> _EXERCISE DESCRIPTION_: Find the word "this" in the material below and gather every line that contains it.

> _DATA EXCERPTS_:
══════
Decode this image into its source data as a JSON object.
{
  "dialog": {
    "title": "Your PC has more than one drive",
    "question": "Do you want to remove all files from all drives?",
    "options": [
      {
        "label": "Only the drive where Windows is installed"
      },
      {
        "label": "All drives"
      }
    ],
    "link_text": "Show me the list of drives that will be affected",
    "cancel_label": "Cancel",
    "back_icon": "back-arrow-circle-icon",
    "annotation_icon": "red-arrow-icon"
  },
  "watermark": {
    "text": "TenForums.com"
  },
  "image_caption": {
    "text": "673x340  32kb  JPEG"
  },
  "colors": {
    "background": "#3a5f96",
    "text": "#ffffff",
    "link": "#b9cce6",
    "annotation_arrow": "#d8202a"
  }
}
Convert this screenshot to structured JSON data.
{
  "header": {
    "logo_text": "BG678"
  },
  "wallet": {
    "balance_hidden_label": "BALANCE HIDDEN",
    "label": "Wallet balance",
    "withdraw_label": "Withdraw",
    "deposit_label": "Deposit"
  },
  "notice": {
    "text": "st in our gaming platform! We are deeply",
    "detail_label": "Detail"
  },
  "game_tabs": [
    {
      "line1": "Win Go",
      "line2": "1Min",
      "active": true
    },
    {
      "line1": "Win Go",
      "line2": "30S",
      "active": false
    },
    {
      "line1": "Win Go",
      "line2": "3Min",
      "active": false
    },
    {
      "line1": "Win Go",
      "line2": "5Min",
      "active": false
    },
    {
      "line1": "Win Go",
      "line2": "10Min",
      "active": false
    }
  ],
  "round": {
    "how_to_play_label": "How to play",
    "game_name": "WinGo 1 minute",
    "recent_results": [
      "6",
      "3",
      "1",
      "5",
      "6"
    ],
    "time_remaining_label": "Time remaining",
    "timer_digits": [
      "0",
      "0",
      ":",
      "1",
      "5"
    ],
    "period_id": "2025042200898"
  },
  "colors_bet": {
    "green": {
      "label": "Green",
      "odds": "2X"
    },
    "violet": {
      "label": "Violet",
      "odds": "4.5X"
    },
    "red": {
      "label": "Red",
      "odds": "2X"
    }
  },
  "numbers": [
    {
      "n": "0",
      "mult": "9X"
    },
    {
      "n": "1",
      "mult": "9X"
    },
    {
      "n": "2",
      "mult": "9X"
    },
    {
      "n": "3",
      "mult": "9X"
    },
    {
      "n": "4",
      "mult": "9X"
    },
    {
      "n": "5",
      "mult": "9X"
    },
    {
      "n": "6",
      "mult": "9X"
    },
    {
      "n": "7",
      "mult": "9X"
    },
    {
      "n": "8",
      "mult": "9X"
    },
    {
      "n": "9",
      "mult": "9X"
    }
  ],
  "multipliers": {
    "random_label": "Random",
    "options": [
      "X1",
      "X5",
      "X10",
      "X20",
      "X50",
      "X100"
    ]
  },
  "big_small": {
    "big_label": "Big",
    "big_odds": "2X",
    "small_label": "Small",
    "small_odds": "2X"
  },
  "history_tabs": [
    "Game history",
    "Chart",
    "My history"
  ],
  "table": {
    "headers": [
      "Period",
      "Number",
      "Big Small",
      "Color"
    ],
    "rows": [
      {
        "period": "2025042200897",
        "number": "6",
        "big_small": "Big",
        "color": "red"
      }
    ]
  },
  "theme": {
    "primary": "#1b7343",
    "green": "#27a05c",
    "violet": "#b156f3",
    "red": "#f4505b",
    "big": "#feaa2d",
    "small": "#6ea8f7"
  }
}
══════
> _TASK RESPONSE_:
Decode this image into its source data as a JSON object.
Convert this screenshot to structured JSON data.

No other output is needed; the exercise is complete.